====== SUPPLIED DATA ======
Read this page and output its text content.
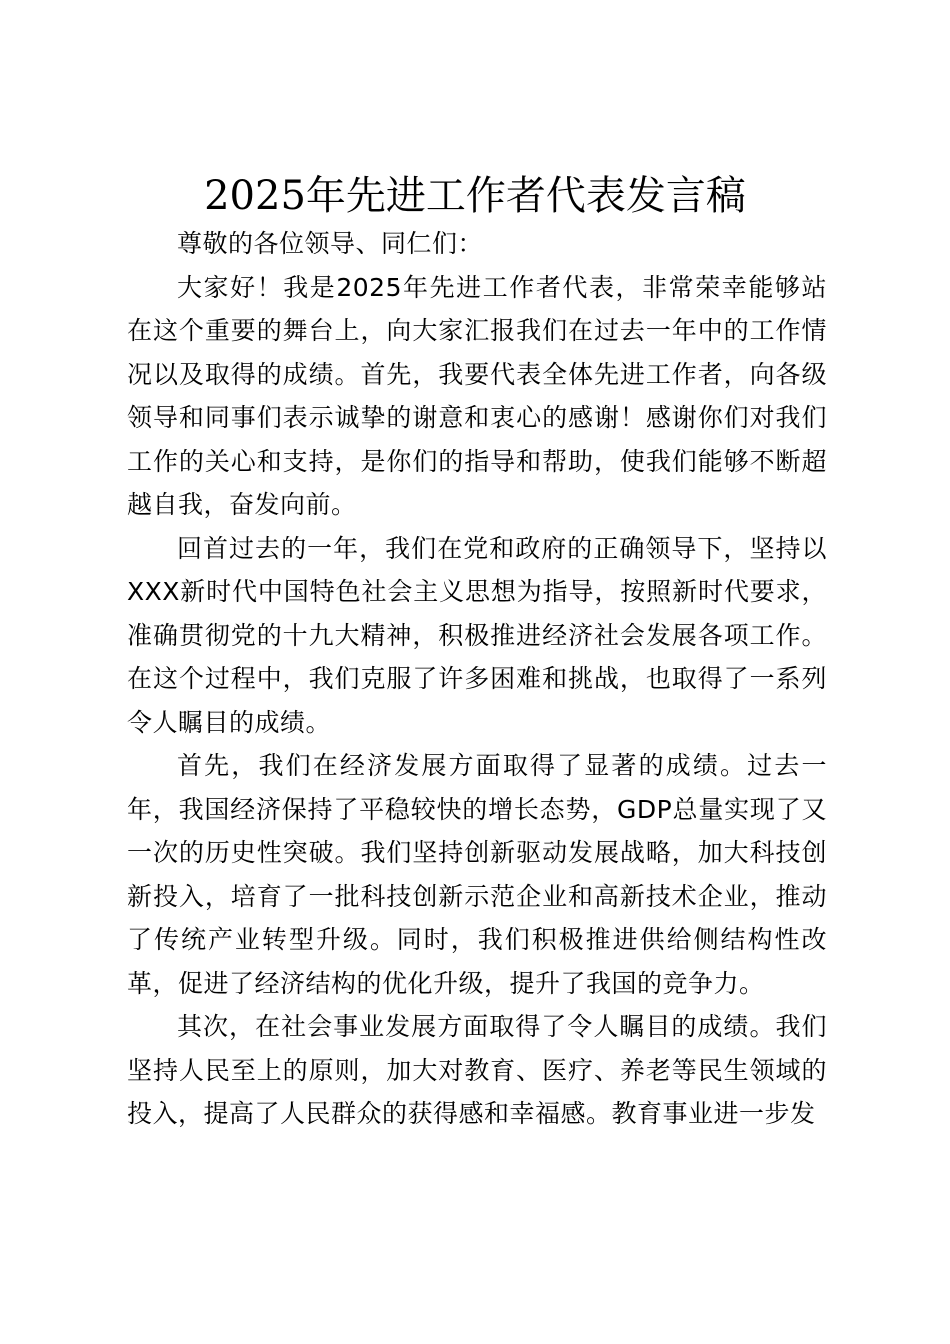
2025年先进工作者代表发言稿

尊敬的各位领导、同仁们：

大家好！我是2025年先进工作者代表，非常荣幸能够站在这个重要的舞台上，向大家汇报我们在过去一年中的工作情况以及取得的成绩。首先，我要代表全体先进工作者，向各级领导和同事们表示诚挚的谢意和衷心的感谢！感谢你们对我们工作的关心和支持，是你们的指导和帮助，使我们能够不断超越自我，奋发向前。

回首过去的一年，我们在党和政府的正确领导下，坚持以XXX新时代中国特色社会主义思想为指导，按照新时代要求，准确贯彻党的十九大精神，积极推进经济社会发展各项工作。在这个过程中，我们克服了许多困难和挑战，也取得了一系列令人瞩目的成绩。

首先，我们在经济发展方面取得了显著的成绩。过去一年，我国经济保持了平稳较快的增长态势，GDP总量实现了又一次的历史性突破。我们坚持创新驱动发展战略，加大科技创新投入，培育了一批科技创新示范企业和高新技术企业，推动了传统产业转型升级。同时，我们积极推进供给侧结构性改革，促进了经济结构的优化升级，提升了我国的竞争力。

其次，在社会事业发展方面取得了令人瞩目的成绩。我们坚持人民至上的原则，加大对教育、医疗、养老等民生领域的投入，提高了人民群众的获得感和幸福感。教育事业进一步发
======
**REQUEST:** Copy every entry word for word, but omit the pictures.

**WRITTEN SOLUTION:**
Read this page and output its text content.
2025年先进工作者代表发言稿

尊敬的各位领导、同仁们：

大家好！我是2025年先进工作者代表，非常荣幸能够站在这个重要的舞台上，向大家汇报我们在过去一年中的工作情况以及取得的成绩。首先，我要代表全体先进工作者，向各级领导和同事们表示诚挚的谢意和衷心的感谢！感谢你们对我们工作的关心和支持，是你们的指导和帮助，使我们能够不断超越自我，奋发向前。

回首过去的一年，我们在党和政府的正确领导下，坚持以XXX新时代中国特色社会主义思想为指导，按照新时代要求，准确贯彻党的十九大精神，积极推进经济社会发展各项工作。在这个过程中，我们克服了许多困难和挑战，也取得了一系列令人瞩目的成绩。

首先，我们在经济发展方面取得了显著的成绩。过去一年，我国经济保持了平稳较快的增长态势，GDP总量实现了又一次的历史性突破。我们坚持创新驱动发展战略，加大科技创新投入，培育了一批科技创新示范企业和高新技术企业，推动了传统产业转型升级。同时，我们积极推进供给侧结构性改革，促进了经济结构的优化升级，提升了我国的竞争力。

其次，在社会事业发展方面取得了令人瞩目的成绩。我们坚持人民至上的原则，加大对教育、医疗、养老等民生领域的投入，提高了人民群众的获得感和幸福感。教育事业进一步发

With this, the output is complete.